### Aim of the task
Read the material below. Count the lines containing "icon" and give that count alone.

(Data items)
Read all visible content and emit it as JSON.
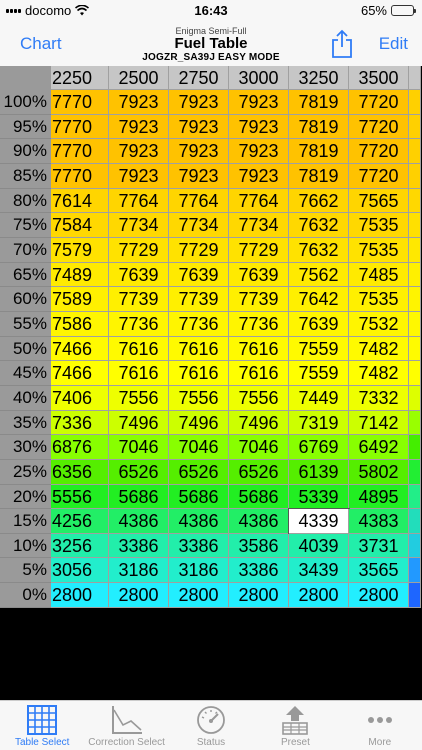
{
  "status": {
    "carrier": "docomo",
    "time": "16:43",
    "battery": "65%",
    "battery_level": 0.65
  },
  "nav": {
    "left": "Chart",
    "right": "Edit",
    "subtitle": "Enigma Semi-Full",
    "title": "Fuel Table",
    "mode": "JOGZR_SA39J EASY MODE"
  },
  "table": {
    "columns": [
      "2250",
      "2500",
      "2750",
      "3000",
      "3250",
      "3500",
      ""
    ],
    "rows": [
      {
        "label": "100%",
        "values": [
          "7770",
          "7923",
          "7923",
          "7923",
          "7819",
          "7720",
          ""
        ]
      },
      {
        "label": "95%",
        "values": [
          "7770",
          "7923",
          "7923",
          "7923",
          "7819",
          "7720",
          ""
        ]
      },
      {
        "label": "90%",
        "values": [
          "7770",
          "7923",
          "7923",
          "7923",
          "7819",
          "7720",
          ""
        ]
      },
      {
        "label": "85%",
        "values": [
          "7770",
          "7923",
          "7923",
          "7923",
          "7819",
          "7720",
          ""
        ]
      },
      {
        "label": "80%",
        "values": [
          "7614",
          "7764",
          "7764",
          "7764",
          "7662",
          "7565",
          ""
        ]
      },
      {
        "label": "75%",
        "values": [
          "7584",
          "7734",
          "7734",
          "7734",
          "7632",
          "7535",
          ""
        ]
      },
      {
        "label": "70%",
        "values": [
          "7579",
          "7729",
          "7729",
          "7729",
          "7632",
          "7535",
          ""
        ]
      },
      {
        "label": "65%",
        "values": [
          "7489",
          "7639",
          "7639",
          "7639",
          "7562",
          "7485",
          ""
        ]
      },
      {
        "label": "60%",
        "values": [
          "7589",
          "7739",
          "7739",
          "7739",
          "7642",
          "7535",
          ""
        ]
      },
      {
        "label": "55%",
        "values": [
          "7586",
          "7736",
          "7736",
          "7736",
          "7639",
          "7532",
          ""
        ]
      },
      {
        "label": "50%",
        "values": [
          "7466",
          "7616",
          "7616",
          "7616",
          "7559",
          "7482",
          ""
        ]
      },
      {
        "label": "45%",
        "values": [
          "7466",
          "7616",
          "7616",
          "7616",
          "7559",
          "7482",
          ""
        ]
      },
      {
        "label": "40%",
        "values": [
          "7406",
          "7556",
          "7556",
          "7556",
          "7449",
          "7332",
          ""
        ]
      },
      {
        "label": "35%",
        "values": [
          "7336",
          "7496",
          "7496",
          "7496",
          "7319",
          "7142",
          ""
        ]
      },
      {
        "label": "30%",
        "values": [
          "6876",
          "7046",
          "7046",
          "7046",
          "6769",
          "6492",
          ""
        ]
      },
      {
        "label": "25%",
        "values": [
          "6356",
          "6526",
          "6526",
          "6526",
          "6139",
          "5802",
          ""
        ]
      },
      {
        "label": "20%",
        "values": [
          "5556",
          "5686",
          "5686",
          "5686",
          "5339",
          "4895",
          ""
        ]
      },
      {
        "label": "15%",
        "values": [
          "4256",
          "4386",
          "4386",
          "4386",
          "4339",
          "4383",
          ""
        ]
      },
      {
        "label": "10%",
        "values": [
          "3256",
          "3386",
          "3386",
          "3586",
          "4039",
          "3731",
          ""
        ]
      },
      {
        "label": "5%",
        "values": [
          "3056",
          "3186",
          "3186",
          "3386",
          "3439",
          "3565",
          ""
        ]
      },
      {
        "label": "0%",
        "values": [
          "2800",
          "2800",
          "2800",
          "2800",
          "2800",
          "2800",
          ""
        ]
      }
    ],
    "row_colors": [
      "#ffc200",
      "#ffc200",
      "#ffc200",
      "#ffc200",
      "#ffd500",
      "#ffd800",
      "#ffe200",
      "#ffea00",
      "#fff000",
      "#fff500",
      "#fffa00",
      "#ffff00",
      "#eeff00",
      "#ccff00",
      "#88ff00",
      "#55ee00",
      "#22ee22",
      "#22ee66",
      "#22eeaa",
      "#22eecc",
      "#22eeff"
    ],
    "selected": {
      "row": 17,
      "col": 4
    },
    "last_col_colors": [
      "#ffd000",
      "#ffd000",
      "#ffd000",
      "#ffd000",
      "#ffd800",
      "#ffe000",
      "#ffe800",
      "#fff000",
      "#fff400",
      "#fff800",
      "#fffb00",
      "#ffff00",
      "#ddff00",
      "#99ff00",
      "#44ee00",
      "#22ee33",
      "#22ee88",
      "#22ddbb",
      "#22cce0",
      "#2299ff",
      "#1e66ff"
    ]
  },
  "tabs": [
    {
      "label": "Table Select",
      "icon": "grid-icon",
      "active": true
    },
    {
      "label": "Correction Select",
      "icon": "chart-line-icon",
      "active": false
    },
    {
      "label": "Status",
      "icon": "gauge-icon",
      "active": false
    },
    {
      "label": "Preset",
      "icon": "preset-icon",
      "active": false
    },
    {
      "label": "More",
      "icon": "more-icon",
      "active": false
    }
  ],
  "colors": {
    "accent": "#2f7cf6",
    "header": "#9a9a9a"
  }
}
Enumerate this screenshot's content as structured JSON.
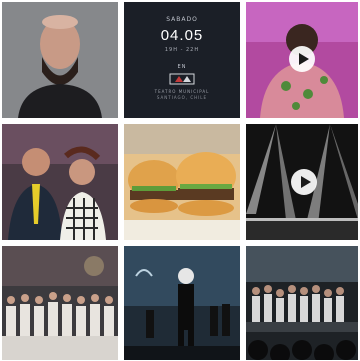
{
  "grid": {
    "tiles": [
      {
        "type": "photo",
        "subject": "portrait"
      },
      {
        "type": "card",
        "line1": "SABADO",
        "date": "04.05",
        "time": "19H - 22H",
        "line2": "EN",
        "venue": "TEATRO MUNICIPAL",
        "address": "SANTIAGO, CHILE"
      },
      {
        "type": "video",
        "icon": "play-icon"
      },
      {
        "type": "photo",
        "subject": "couple-selfie"
      },
      {
        "type": "photo",
        "subject": "burgers"
      },
      {
        "type": "video",
        "icon": "play-icon"
      },
      {
        "type": "photo",
        "subject": "group-photo"
      },
      {
        "type": "photo",
        "subject": "stage-speaker"
      },
      {
        "type": "photo",
        "subject": "crowd-on-stage"
      }
    ]
  },
  "colors": {
    "card_bg": "#1b1f27",
    "play_bg": "#ffffff"
  }
}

### Answer
7